• **Exercise requirements**:
Leaving out every picture, quote the data below exactly as it appears.

• **Stored dataset items**:
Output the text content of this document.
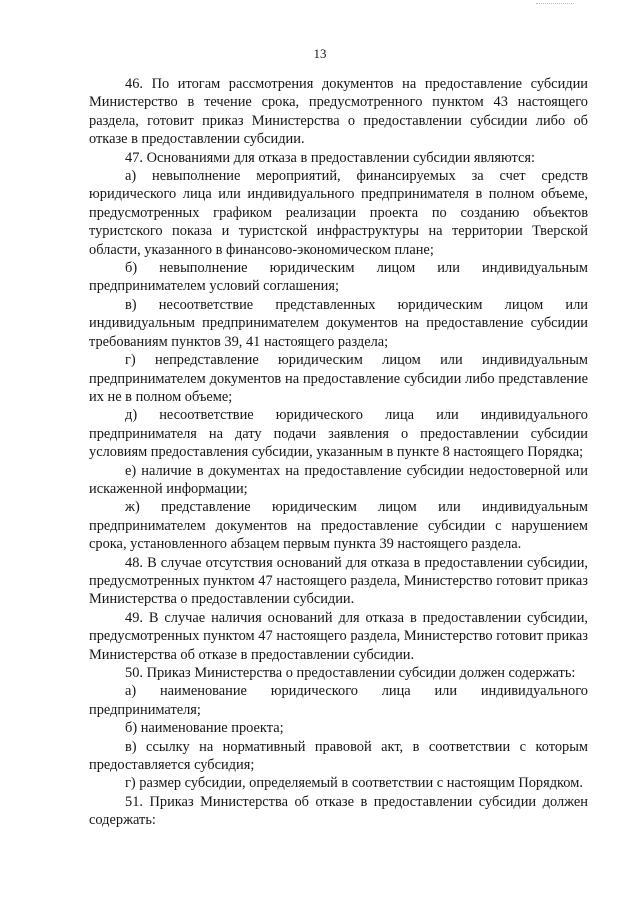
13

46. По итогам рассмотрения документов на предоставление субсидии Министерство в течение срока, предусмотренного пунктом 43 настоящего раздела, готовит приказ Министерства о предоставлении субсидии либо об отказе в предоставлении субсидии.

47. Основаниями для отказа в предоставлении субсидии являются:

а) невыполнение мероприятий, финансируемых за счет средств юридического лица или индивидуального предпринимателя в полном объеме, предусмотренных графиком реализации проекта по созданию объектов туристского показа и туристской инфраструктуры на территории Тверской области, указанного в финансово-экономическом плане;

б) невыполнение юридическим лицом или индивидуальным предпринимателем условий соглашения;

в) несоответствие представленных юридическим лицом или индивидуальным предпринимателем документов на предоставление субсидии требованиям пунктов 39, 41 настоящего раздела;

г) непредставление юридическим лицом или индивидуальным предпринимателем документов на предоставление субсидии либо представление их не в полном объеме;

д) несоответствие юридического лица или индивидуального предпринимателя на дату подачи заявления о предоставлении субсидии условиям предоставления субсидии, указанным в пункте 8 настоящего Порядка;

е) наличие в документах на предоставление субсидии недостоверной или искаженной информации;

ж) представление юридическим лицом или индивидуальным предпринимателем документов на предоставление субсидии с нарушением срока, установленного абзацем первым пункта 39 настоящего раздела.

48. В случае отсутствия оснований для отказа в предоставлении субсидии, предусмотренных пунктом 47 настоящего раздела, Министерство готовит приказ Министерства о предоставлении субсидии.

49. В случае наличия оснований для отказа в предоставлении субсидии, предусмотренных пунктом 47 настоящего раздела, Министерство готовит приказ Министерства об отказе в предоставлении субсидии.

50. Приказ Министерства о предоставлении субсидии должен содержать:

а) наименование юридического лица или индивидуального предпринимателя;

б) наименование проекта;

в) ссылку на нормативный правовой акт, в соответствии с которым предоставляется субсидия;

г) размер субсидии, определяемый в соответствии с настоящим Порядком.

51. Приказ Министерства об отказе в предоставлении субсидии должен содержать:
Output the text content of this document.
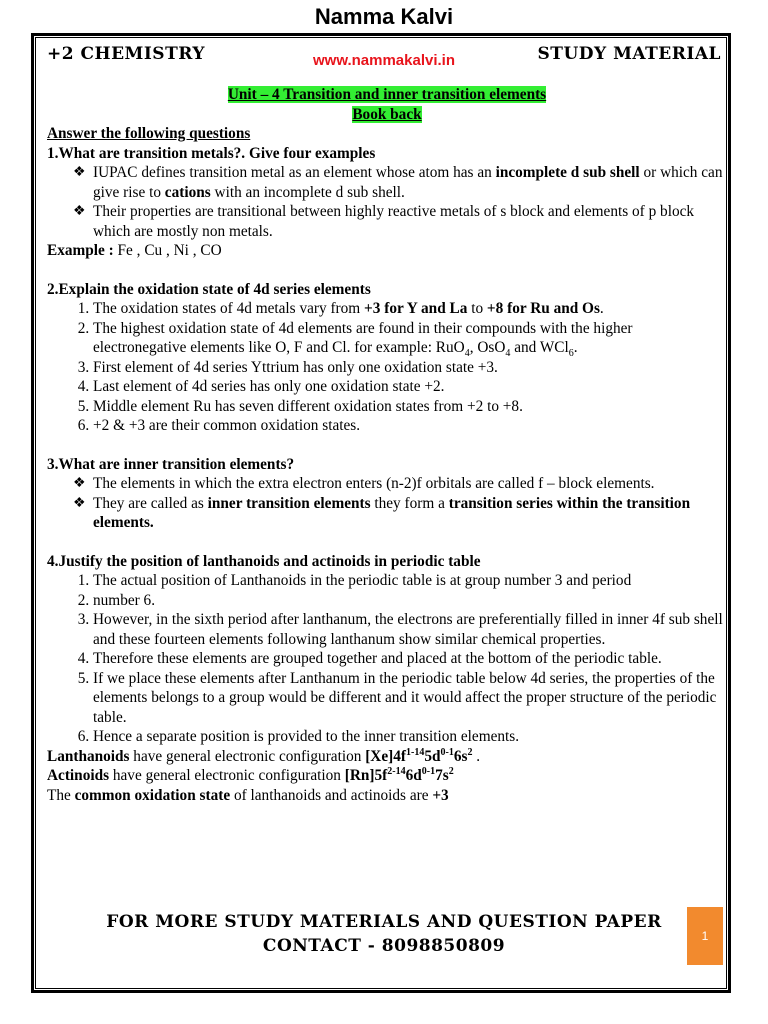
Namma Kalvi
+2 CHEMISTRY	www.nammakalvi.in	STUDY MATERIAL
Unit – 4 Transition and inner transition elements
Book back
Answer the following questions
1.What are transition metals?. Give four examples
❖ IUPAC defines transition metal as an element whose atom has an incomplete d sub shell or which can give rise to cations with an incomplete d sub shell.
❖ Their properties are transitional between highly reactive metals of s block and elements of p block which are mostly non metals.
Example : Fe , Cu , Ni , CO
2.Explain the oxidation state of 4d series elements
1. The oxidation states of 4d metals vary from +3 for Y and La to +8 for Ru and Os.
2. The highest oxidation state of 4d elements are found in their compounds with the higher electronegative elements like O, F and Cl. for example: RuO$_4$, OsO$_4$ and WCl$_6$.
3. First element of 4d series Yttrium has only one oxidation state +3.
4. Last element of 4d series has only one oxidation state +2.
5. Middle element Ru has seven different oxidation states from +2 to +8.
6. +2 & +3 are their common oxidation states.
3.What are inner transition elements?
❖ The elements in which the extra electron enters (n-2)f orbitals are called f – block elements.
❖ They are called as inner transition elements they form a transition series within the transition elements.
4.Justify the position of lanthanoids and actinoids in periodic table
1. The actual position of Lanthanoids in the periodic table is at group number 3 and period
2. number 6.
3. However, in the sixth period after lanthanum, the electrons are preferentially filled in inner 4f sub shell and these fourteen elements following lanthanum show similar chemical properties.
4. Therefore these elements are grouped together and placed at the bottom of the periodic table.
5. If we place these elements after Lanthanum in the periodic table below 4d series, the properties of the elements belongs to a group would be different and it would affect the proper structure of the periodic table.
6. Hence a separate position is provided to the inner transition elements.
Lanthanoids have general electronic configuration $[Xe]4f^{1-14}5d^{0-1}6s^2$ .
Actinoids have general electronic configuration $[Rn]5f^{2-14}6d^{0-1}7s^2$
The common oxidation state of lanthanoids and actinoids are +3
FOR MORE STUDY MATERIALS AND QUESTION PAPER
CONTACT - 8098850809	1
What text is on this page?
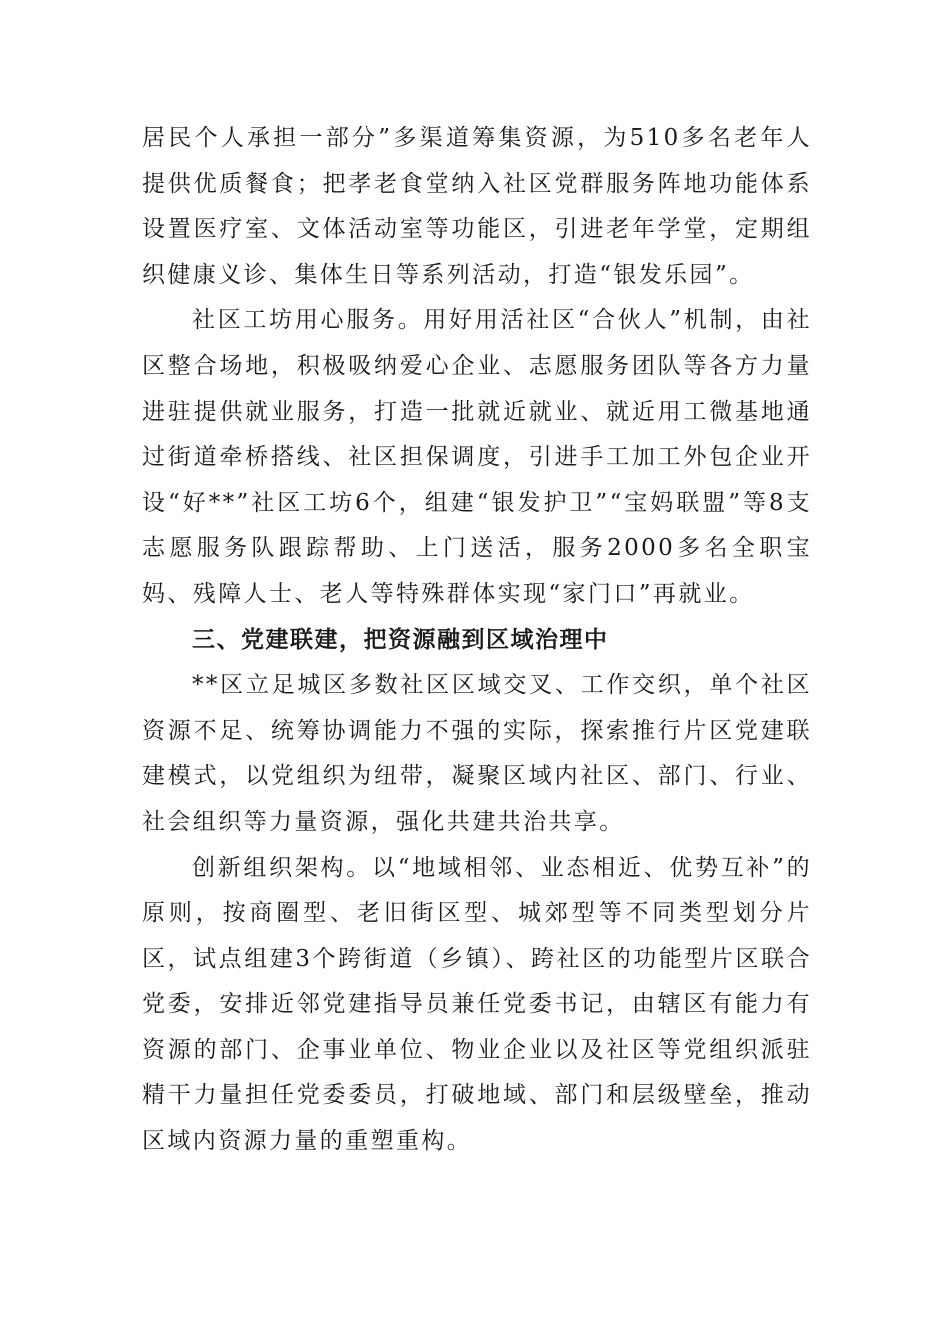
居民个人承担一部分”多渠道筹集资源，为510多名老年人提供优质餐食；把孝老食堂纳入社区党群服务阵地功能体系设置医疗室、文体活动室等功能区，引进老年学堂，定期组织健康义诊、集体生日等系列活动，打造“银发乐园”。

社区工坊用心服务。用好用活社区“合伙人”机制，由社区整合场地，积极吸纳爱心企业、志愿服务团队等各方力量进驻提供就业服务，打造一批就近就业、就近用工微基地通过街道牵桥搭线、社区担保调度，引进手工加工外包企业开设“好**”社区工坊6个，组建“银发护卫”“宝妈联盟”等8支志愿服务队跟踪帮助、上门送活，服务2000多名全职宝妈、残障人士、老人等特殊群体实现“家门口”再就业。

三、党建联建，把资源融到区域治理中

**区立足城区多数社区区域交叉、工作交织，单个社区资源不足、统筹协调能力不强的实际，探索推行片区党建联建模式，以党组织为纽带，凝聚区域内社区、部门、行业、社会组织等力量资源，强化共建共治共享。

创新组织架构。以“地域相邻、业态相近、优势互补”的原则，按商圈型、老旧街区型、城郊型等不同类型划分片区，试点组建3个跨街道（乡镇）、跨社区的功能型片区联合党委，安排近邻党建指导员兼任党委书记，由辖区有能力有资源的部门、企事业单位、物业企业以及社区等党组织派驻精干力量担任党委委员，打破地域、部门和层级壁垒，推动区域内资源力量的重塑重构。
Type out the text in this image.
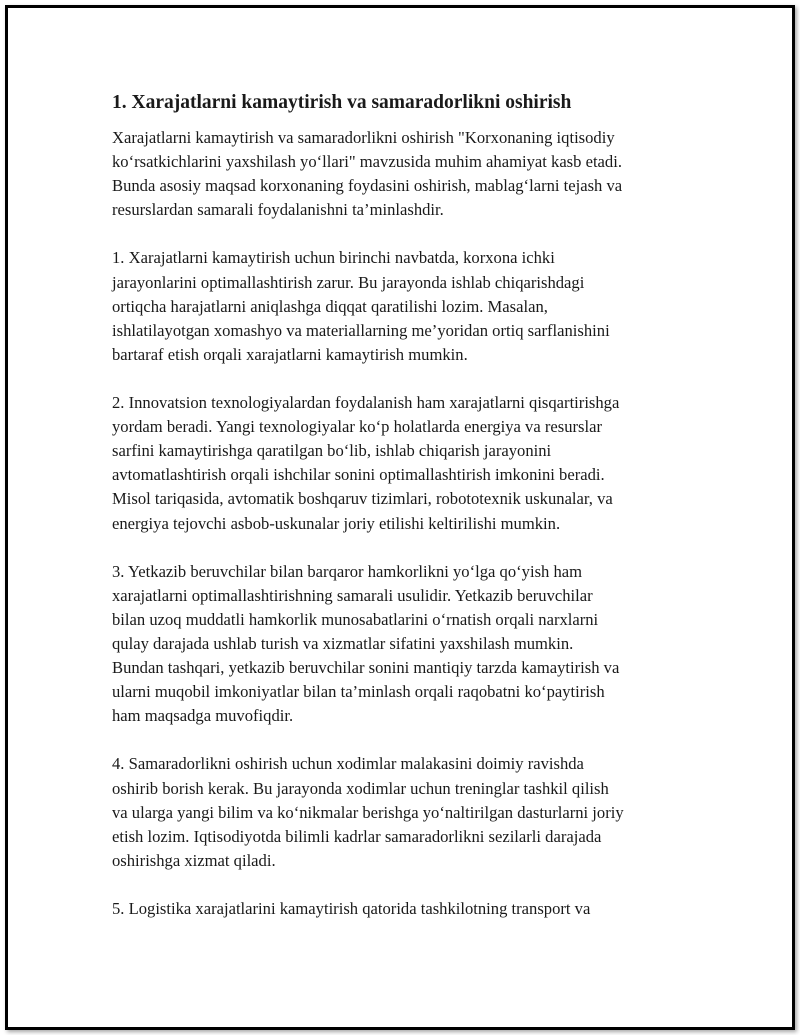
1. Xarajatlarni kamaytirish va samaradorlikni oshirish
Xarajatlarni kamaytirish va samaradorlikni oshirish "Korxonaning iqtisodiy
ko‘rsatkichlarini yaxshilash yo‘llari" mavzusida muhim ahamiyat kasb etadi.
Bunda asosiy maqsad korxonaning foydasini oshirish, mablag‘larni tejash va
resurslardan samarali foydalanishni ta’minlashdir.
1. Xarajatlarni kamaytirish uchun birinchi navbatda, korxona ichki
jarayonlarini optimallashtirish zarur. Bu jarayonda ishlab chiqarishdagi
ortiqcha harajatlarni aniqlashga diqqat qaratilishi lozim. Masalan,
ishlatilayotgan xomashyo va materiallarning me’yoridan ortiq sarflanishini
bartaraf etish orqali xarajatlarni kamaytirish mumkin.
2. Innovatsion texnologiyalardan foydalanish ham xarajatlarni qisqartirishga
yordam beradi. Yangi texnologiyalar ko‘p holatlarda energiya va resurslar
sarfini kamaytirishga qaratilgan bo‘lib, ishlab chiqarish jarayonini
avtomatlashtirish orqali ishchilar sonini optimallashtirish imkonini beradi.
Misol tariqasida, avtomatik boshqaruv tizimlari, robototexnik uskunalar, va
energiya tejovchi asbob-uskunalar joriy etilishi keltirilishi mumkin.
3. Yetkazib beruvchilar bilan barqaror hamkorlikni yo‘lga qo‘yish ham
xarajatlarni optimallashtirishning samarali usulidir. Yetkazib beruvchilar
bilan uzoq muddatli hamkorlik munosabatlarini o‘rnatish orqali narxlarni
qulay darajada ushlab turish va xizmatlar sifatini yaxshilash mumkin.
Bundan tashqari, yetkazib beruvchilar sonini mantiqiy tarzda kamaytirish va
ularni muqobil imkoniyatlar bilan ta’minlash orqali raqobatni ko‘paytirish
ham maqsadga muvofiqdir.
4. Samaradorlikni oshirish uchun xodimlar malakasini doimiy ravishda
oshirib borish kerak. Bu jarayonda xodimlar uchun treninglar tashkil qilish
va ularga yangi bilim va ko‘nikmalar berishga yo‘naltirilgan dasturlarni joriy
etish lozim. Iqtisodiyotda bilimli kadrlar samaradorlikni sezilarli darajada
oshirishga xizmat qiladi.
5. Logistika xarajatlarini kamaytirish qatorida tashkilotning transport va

• **The result**:
Output the text content of this document.
13

46. По итогам рассмотрения документов на предоставление субсидии Министерство в течение срока, предусмотренного пунктом 43 настоящего раздела, готовит приказ Министерства о предоставлении субсидии либо об отказе в предоставлении субсидии.

47. Основаниями для отказа в предоставлении субсидии являются:

а) невыполнение мероприятий, финансируемых за счет средств юридического лица или индивидуального предпринимателя в полном объеме, предусмотренных графиком реализации проекта по созданию объектов туристского показа и туристской инфраструктуры на территории Тверской области, указанного в финансово-экономическом плане;

б) невыполнение юридическим лицом или индивидуальным предпринимателем условий соглашения;

в) несоответствие представленных юридическим лицом или индивидуальным предпринимателем документов на предоставление субсидии требованиям пунктов 39, 41 настоящего раздела;

г) непредставление юридическим лицом или индивидуальным предпринимателем документов на предоставление субсидии либо представление их не в полном объеме;

д) несоответствие юридического лица или индивидуального предпринимателя на дату подачи заявления о предоставлении субсидии условиям предоставления субсидии, указанным в пункте 8 настоящего Порядка;

е) наличие в документах на предоставление субсидии недостоверной или искаженной информации;

ж) представление юридическим лицом или индивидуальным предпринимателем документов на предоставление субсидии с нарушением срока, установленного абзацем первым пункта 39 настоящего раздела.

48. В случае отсутствия оснований для отказа в предоставлении субсидии, предусмотренных пунктом 47 настоящего раздела, Министерство готовит приказ Министерства о предоставлении субсидии.

49. В случае наличия оснований для отказа в предоставлении субсидии, предусмотренных пунктом 47 настоящего раздела, Министерство готовит приказ Министерства об отказе в предоставлении субсидии.

50. Приказ Министерства о предоставлении субсидии должен содержать:

а) наименование юридического лица или индивидуального предпринимателя;

б) наименование проекта;

в) ссылку на нормативный правовой акт, в соответствии с которым предоставляется субсидия;

г) размер субсидии, определяемый в соответствии с настоящим Порядком.

51. Приказ Министерства об отказе в предоставлении субсидии должен содержать:
Output the text content of this document.
Namma Kalvi
+2 CHEMISTRY	www.nammakalvi.in	STUDY MATERIAL
Unit – 4 Transition and inner transition elements
Book back
Answer the following questions
1.What are transition metals?. Give four examples
❖ IUPAC defines transition metal as an element whose atom has an incomplete d sub shell or which can give rise to cations with an incomplete d sub shell.
❖ Their properties are transitional between highly reactive metals of s block and elements of p block which are mostly non metals.
Example : Fe , Cu , Ni , CO
2.Explain the oxidation state of 4d series elements
1. The oxidation states of 4d metals vary from +3 for Y and La to +8 for Ru and Os.
2. The highest oxidation state of 4d elements are found in their compounds with the higher electronegative elements like O, F and Cl. for example: RuO$_4$, OsO$_4$ and WCl$_6$.
3. First element of 4d series Yttrium has only one oxidation state +3.
4. Last element of 4d series has only one oxidation state +2.
5. Middle element Ru has seven different oxidation states from +2 to +8.
6. +2 & +3 are their common oxidation states.
3.What are inner transition elements?
❖ The elements in which the extra electron enters (n-2)f orbitals are called f – block elements.
❖ They are called as inner transition elements they form a transition series within the transition elements.
4.Justify the position of lanthanoids and actinoids in periodic table
1. The actual position of Lanthanoids in the periodic table is at group number 3 and period
2. number 6.
3. However, in the sixth period after lanthanum, the electrons are preferentially filled in inner 4f sub shell and these fourteen elements following lanthanum show similar chemical properties.
4. Therefore these elements are grouped together and placed at the bottom of the periodic table.
5. If we place these elements after Lanthanum in the periodic table below 4d series, the properties of the elements belongs to a group would be different and it would affect the proper structure of the periodic table.
6. Hence a separate position is provided to the inner transition elements.
Lanthanoids have general electronic configuration $[Xe]4f^{1-14}5d^{0-1}6s^2$ .
Actinoids have general electronic configuration $[Rn]5f^{2-14}6d^{0-1}7s^2$
The common oxidation state of lanthanoids and actinoids are +3
FOR MORE STUDY MATERIALS AND QUESTION PAPER
CONTACT - 8098850809	1
What text is on this page?
居民个人承担一部分”多渠道筹集资源，为510多名老年人提供优质餐食；把孝老食堂纳入社区党群服务阵地功能体系设置医疗室、文体活动室等功能区，引进老年学堂，定期组织健康义诊、集体生日等系列活动，打造“银发乐园”。

社区工坊用心服务。用好用活社区“合伙人”机制，由社区整合场地，积极吸纳爱心企业、志愿服务团队等各方力量进驻提供就业服务，打造一批就近就业、就近用工微基地通过街道牵桥搭线、社区担保调度，引进手工加工外包企业开设“好**”社区工坊6个，组建“银发护卫”“宝妈联盟”等8支志愿服务队跟踪帮助、上门送活，服务2000多名全职宝妈、残障人士、老人等特殊群体实现“家门口”再就业。

三、党建联建，把资源融到区域治理中

**区立足城区多数社区区域交叉、工作交织，单个社区资源不足、统筹协调能力不强的实际，探索推行片区党建联建模式，以党组织为纽带，凝聚区域内社区、部门、行业、社会组织等力量资源，强化共建共治共享。

创新组织架构。以“地域相邻、业态相近、优势互补”的原则，按商圈型、老旧街区型、城郊型等不同类型划分片区，试点组建3个跨街道（乡镇）、跨社区的功能型片区联合党委，安排近邻党建指导员兼任党委书记，由辖区有能力有资源的部门、企事业单位、物业企业以及社区等党组织派驻精干力量担任党委委员，打破地域、部门和层级壁垒，推动区域内资源力量的重塑重构。
Type out the text in this image.
1. Xarajatlarni kamaytirish va samaradorlikni oshirish
Xarajatlarni kamaytirish va samaradorlikni oshirish "Korxonaning iqtisodiy
ko‘rsatkichlarini yaxshilash yo‘llari" mavzusida muhim ahamiyat kasb etadi.
Bunda asosiy maqsad korxonaning foydasini oshirish, mablag‘larni tejash va
resurslardan samarali foydalanishni ta’minlashdir.
1. Xarajatlarni kamaytirish uchun birinchi navbatda, korxona ichki
jarayonlarini optimallashtirish zarur. Bu jarayonda ishlab chiqarishdagi
ortiqcha harajatlarni aniqlashga diqqat qaratilishi lozim. Masalan,
ishlatilayotgan xomashyo va materiallarning me’yoridan ortiq sarflanishini
bartaraf etish orqali xarajatlarni kamaytirish mumkin.
2. Innovatsion texnologiyalardan foydalanish ham xarajatlarni qisqartirishga
yordam beradi. Yangi texnologiyalar ko‘p holatlarda energiya va resurslar
sarfini kamaytirishga qaratilgan bo‘lib, ishlab chiqarish jarayonini
avtomatlashtirish orqali ishchilar sonini optimallashtirish imkonini beradi.
Misol tariqasida, avtomatik boshqaruv tizimlari, robototexnik uskunalar, va
energiya tejovchi asbob-uskunalar joriy etilishi keltirilishi mumkin.
3. Yetkazib beruvchilar bilan barqaror hamkorlikni yo‘lga qo‘yish ham
xarajatlarni optimallashtirishning samarali usulidir. Yetkazib beruvchilar
bilan uzoq muddatli hamkorlik munosabatlarini o‘rnatish orqali narxlarni
qulay darajada ushlab turish va xizmatlar sifatini yaxshilash mumkin.
Bundan tashqari, yetkazib beruvchilar sonini mantiqiy tarzda kamaytirish va
ularni muqobil imkoniyatlar bilan ta’minlash orqali raqobatni ko‘paytirish
ham maqsadga muvofiqdir.
4. Samaradorlikni oshirish uchun xodimlar malakasini doimiy ravishda
oshirib borish kerak. Bu jarayonda xodimlar uchun treninglar tashkil qilish
va ularga yangi bilim va ko‘nikmalar berishga yo‘naltirilgan dasturlarni joriy
etish lozim. Iqtisodiyotda bilimli kadrlar samaradorlikni sezilarli darajada
oshirishga xizmat qiladi.
5. Logistika xarajatlarini kamaytirish qatorida tashkilotning transport va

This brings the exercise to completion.